Dataset items
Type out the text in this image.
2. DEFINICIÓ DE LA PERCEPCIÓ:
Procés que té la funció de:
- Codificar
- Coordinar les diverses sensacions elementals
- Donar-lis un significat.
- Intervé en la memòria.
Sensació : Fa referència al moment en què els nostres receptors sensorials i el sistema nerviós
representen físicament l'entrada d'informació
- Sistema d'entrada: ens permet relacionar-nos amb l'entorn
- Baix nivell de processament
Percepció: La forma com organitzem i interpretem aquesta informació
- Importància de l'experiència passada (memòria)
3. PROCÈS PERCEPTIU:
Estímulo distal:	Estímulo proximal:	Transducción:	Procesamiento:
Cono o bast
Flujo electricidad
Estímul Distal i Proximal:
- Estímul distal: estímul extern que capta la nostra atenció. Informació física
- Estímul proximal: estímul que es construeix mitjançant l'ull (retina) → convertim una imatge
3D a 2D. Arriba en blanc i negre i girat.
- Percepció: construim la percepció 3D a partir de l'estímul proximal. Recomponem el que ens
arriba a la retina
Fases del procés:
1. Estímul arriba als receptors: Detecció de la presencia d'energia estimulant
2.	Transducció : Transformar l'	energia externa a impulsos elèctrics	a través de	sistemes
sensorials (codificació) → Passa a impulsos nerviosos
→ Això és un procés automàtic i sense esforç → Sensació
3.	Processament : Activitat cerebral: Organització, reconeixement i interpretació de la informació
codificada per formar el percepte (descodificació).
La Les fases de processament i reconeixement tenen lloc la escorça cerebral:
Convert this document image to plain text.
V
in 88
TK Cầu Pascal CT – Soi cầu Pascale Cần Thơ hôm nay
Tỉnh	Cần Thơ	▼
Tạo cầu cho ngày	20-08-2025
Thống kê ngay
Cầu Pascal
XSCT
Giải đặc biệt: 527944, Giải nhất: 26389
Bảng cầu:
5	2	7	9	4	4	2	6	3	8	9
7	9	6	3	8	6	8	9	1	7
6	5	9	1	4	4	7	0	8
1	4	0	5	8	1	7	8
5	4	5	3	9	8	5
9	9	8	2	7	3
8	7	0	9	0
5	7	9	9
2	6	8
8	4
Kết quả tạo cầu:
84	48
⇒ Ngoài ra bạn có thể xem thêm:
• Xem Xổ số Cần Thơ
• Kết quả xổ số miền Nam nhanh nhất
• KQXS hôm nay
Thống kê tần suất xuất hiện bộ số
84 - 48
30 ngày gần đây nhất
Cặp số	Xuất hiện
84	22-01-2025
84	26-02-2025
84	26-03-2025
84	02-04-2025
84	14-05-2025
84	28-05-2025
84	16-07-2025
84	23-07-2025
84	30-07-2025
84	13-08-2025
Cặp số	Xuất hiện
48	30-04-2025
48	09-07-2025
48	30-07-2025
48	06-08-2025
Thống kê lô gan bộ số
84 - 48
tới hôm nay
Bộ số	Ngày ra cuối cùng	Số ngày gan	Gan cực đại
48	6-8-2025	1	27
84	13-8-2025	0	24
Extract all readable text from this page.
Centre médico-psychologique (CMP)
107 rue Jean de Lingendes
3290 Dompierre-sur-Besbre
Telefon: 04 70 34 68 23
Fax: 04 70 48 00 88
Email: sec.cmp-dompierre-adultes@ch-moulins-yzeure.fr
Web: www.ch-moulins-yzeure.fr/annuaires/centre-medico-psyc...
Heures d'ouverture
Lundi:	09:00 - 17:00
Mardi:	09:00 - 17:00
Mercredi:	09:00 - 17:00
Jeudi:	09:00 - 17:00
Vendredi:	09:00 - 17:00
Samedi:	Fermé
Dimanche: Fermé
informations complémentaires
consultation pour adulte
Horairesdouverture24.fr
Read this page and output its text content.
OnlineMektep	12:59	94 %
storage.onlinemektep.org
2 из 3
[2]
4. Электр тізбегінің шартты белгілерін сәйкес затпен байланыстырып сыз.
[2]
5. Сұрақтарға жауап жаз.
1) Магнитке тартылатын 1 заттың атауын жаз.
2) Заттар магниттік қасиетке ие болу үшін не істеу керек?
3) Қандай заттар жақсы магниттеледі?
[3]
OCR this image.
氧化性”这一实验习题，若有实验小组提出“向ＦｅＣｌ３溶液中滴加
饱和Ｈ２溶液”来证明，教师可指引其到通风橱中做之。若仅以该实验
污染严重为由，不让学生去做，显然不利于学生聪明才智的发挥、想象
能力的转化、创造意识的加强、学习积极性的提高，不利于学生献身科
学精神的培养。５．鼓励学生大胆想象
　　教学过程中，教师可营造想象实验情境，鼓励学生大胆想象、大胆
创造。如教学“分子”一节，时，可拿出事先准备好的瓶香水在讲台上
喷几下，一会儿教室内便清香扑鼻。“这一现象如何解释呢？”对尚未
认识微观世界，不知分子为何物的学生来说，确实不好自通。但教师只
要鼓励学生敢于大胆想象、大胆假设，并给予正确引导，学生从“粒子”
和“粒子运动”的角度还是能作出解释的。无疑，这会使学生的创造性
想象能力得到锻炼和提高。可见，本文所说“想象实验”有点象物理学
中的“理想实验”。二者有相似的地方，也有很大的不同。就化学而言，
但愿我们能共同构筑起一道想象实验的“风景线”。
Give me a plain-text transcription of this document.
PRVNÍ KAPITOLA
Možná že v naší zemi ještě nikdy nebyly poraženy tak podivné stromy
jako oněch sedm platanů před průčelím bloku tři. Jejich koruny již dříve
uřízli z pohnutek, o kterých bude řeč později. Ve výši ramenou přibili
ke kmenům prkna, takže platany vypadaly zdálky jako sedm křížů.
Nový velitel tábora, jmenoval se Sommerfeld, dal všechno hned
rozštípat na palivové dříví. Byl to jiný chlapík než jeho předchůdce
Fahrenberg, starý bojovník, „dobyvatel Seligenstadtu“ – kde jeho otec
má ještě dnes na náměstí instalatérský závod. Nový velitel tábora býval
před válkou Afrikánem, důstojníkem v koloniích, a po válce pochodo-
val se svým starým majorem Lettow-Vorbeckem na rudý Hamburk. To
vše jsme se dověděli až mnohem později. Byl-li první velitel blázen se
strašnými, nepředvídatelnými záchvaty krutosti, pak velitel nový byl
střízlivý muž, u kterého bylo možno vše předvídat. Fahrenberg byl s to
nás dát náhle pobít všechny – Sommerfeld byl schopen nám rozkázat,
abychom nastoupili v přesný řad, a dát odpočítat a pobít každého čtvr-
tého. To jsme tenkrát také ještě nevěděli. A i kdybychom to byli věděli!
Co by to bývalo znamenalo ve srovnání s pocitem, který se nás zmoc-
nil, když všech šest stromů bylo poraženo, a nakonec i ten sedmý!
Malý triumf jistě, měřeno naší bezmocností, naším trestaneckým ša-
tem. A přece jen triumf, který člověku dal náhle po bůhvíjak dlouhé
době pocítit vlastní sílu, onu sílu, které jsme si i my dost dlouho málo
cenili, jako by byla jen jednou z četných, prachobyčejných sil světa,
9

▶ **TASK OBJECTIVE**:
From the records above, pull out each line that has "později".

▶ **RESPONSE BELOW**:
uřízli z pohnutek, o kterých bude řeč později. Ve výši ramenou přibili
vše jsme se dověděli až mnohem později. Byl-li první velitel blázen se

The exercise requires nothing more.